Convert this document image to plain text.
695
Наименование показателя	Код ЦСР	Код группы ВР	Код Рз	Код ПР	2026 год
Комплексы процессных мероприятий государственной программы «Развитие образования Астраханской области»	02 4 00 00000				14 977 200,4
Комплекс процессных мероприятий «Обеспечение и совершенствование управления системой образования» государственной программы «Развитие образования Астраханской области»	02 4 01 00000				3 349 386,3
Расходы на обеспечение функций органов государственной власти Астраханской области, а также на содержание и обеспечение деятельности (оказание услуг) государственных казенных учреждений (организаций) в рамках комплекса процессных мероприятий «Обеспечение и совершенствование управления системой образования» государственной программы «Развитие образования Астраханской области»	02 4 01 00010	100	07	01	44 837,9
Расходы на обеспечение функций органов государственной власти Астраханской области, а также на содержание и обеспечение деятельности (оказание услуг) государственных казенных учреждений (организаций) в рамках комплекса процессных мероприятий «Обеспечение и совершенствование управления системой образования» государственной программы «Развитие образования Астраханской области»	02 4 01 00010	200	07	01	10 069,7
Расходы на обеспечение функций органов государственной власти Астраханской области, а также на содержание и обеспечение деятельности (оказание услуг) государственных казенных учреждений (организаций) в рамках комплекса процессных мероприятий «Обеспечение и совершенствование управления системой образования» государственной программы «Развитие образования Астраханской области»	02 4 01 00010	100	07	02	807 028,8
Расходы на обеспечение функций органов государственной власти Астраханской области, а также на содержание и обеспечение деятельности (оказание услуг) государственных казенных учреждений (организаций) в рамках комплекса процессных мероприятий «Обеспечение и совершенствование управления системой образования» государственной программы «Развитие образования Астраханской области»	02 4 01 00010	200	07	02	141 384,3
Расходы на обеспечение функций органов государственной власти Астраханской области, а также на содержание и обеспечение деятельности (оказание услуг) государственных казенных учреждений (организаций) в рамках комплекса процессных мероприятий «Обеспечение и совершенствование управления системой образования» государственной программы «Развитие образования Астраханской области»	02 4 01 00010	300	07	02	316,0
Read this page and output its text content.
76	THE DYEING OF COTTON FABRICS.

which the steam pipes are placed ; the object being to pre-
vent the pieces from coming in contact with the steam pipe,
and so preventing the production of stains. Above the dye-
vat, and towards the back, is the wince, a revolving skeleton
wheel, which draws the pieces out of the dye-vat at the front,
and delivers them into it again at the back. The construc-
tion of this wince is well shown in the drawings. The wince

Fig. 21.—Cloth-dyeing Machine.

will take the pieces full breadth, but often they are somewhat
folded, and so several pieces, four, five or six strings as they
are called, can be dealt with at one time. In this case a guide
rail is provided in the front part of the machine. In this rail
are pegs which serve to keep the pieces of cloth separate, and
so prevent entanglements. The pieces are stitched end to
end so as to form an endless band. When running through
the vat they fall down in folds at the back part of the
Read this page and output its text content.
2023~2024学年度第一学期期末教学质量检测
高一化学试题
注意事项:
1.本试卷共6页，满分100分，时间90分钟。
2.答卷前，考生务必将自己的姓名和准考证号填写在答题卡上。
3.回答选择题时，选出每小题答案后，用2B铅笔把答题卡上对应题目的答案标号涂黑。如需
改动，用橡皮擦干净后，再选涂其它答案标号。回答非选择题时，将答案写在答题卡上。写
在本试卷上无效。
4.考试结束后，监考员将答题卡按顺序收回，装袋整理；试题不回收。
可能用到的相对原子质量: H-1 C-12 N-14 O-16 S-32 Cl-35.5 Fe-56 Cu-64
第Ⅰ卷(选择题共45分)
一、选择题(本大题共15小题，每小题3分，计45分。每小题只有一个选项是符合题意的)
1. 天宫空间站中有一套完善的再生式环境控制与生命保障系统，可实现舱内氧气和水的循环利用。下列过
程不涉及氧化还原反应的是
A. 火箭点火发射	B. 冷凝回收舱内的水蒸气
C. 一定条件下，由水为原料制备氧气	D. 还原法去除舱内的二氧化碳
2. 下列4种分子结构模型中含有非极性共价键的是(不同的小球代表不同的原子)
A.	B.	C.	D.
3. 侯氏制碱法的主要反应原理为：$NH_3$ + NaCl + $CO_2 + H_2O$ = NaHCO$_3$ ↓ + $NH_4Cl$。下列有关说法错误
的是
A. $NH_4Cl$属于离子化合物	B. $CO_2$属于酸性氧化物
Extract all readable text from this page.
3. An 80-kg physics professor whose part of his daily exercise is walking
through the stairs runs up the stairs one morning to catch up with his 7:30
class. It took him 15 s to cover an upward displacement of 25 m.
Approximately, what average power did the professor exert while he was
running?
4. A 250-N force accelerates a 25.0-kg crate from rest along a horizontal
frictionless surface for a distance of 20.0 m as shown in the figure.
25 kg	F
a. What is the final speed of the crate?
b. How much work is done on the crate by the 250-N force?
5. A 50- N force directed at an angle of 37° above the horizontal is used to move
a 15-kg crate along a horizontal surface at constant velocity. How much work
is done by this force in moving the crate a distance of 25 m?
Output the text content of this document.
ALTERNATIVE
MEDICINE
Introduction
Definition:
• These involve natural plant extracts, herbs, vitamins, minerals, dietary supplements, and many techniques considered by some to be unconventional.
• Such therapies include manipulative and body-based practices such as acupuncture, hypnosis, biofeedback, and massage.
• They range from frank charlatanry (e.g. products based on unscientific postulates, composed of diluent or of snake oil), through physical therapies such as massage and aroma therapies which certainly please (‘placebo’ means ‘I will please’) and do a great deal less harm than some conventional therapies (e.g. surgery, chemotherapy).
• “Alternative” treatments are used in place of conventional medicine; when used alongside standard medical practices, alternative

★ ★ ★ ★ ★ ★ ★

TASK DETAILS - Repeat the data above, word for word.

SOLVED EXERCISE -
Convert this document image to plain text.
695
Наименование показателя	Код ЦСР	Код группы ВР	Код Рз	Код ПР	2026 год
Комплексы процессных мероприятий государственной программы «Развитие образования Астраханской области»	02 4 00 00000				14 977 200,4
Комплекс процессных мероприятий «Обеспечение и совершенствование управления системой образования» государственной программы «Развитие образования Астраханской области»	02 4 01 00000				3 349 386,3
Расходы на обеспечение функций органов государственной власти Астраханской области, а также на содержание и обеспечение деятельности (оказание услуг) государственных казенных учреждений (организаций) в рамках комплекса процессных мероприятий «Обеспечение и совершенствование управления системой образования» государственной программы «Развитие образования Астраханской области»	02 4 01 00010	100	07	01	44 837,9
Расходы на обеспечение функций органов государственной власти Астраханской области, а также на содержание и обеспечение деятельности (оказание услуг) государственных казенных учреждений (организаций) в рамках комплекса процессных мероприятий «Обеспечение и совершенствование управления системой образования» государственной программы «Развитие образования Астраханской области»	02 4 01 00010	200	07	01	10 069,7
Расходы на обеспечение функций органов государственной власти Астраханской области, а также на содержание и обеспечение деятельности (оказание услуг) государственных казенных учреждений (организаций) в рамках комплекса процессных мероприятий «Обеспечение и совершенствование управления системой образования» государственной программы «Развитие образования Астраханской области»	02 4 01 00010	100	07	02	807 028,8
Расходы на обеспечение функций органов государственной власти Астраханской области, а также на содержание и обеспечение деятельности (оказание услуг) государственных казенных учреждений (организаций) в рамках комплекса процессных мероприятий «Обеспечение и совершенствование управления системой образования» государственной программы «Развитие образования Астраханской области»	02 4 01 00010	200	07	02	141 384,3
Расходы на обеспечение функций органов государственной власти Астраханской области, а также на содержание и обеспечение деятельности (оказание услуг) государственных казенных учреждений (организаций) в рамках комплекса процессных мероприятий «Обеспечение и совершенствование управления системой образования» государственной программы «Развитие образования Астраханской области»	02 4 01 00010	300	07	02	316,0
Read this page and output its text content.
76	THE DYEING OF COTTON FABRICS.

which the steam pipes are placed ; the object being to pre-
vent the pieces from coming in contact with the steam pipe,
and so preventing the production of stains. Above the dye-
vat, and towards the back, is the wince, a revolving skeleton
wheel, which draws the pieces out of the dye-vat at the front,
and delivers them into it again at the back. The construc-
tion of this wince is well shown in the drawings. The wince

Fig. 21.—Cloth-dyeing Machine.

will take the pieces full breadth, but often they are somewhat
folded, and so several pieces, four, five or six strings as they
are called, can be dealt with at one time. In this case a guide
rail is provided in the front part of the machine. In this rail
are pegs which serve to keep the pieces of cloth separate, and
so prevent entanglements. The pieces are stitched end to
end so as to form an endless band. When running through
the vat they fall down in folds at the back part of the
Read this page and output its text content.
2023~2024学年度第一学期期末教学质量检测
高一化学试题
注意事项:
1.本试卷共6页，满分100分，时间90分钟。
2.答卷前，考生务必将自己的姓名和准考证号填写在答题卡上。
3.回答选择题时，选出每小题答案后，用2B铅笔把答题卡上对应题目的答案标号涂黑。如需
改动，用橡皮擦干净后，再选涂其它答案标号。回答非选择题时，将答案写在答题卡上。写
在本试卷上无效。
4.考试结束后，监考员将答题卡按顺序收回，装袋整理；试题不回收。
可能用到的相对原子质量: H-1 C-12 N-14 O-16 S-32 Cl-35.5 Fe-56 Cu-64
第Ⅰ卷(选择题共45分)
一、选择题(本大题共15小题，每小题3分，计45分。每小题只有一个选项是符合题意的)
1. 天宫空间站中有一套完善的再生式环境控制与生命保障系统，可实现舱内氧气和水的循环利用。下列过
程不涉及氧化还原反应的是
A. 火箭点火发射	B. 冷凝回收舱内的水蒸气
C. 一定条件下，由水为原料制备氧气	D. 还原法去除舱内的二氧化碳
2. 下列4种分子结构模型中含有非极性共价键的是(不同的小球代表不同的原子)
A.	B.	C.	D.
3. 侯氏制碱法的主要反应原理为：$NH_3$ + NaCl + $CO_2 + H_2O$ = NaHCO$_3$ ↓ + $NH_4Cl$。下列有关说法错误
的是
A. $NH_4Cl$属于离子化合物	B. $CO_2$属于酸性氧化物
Extract all readable text from this page.
3. An 80-kg physics professor whose part of his daily exercise is walking
through the stairs runs up the stairs one morning to catch up with his 7:30
class. It took him 15 s to cover an upward displacement of 25 m.
Approximately, what average power did the professor exert while he was
running?
4. A 250-N force accelerates a 25.0-kg crate from rest along a horizontal
frictionless surface for a distance of 20.0 m as shown in the figure.
25 kg	F
a. What is the final speed of the crate?
b. How much work is done on the crate by the 250-N force?
5. A 50- N force directed at an angle of 37° above the horizontal is used to move
a 15-kg crate along a horizontal surface at constant velocity. How much work
is done by this force in moving the crate a distance of 25 m?
Output the text content of this document.
ALTERNATIVE
MEDICINE
Introduction
Definition:
• These involve natural plant extracts, herbs, vitamins, minerals, dietary supplements, and many techniques considered by some to be unconventional.
• Such therapies include manipulative and body-based practices such as acupuncture, hypnosis, biofeedback, and massage.
• They range from frank charlatanry (e.g. products based on unscientific postulates, composed of diluent or of snake oil), through physical therapies such as massage and aroma therapies which certainly please (‘placebo’ means ‘I will please’) and do a great deal less harm than some conventional therapies (e.g. surgery, chemotherapy).
• “Alternative” treatments are used in place of conventional medicine; when used alongside standard medical practices, alternative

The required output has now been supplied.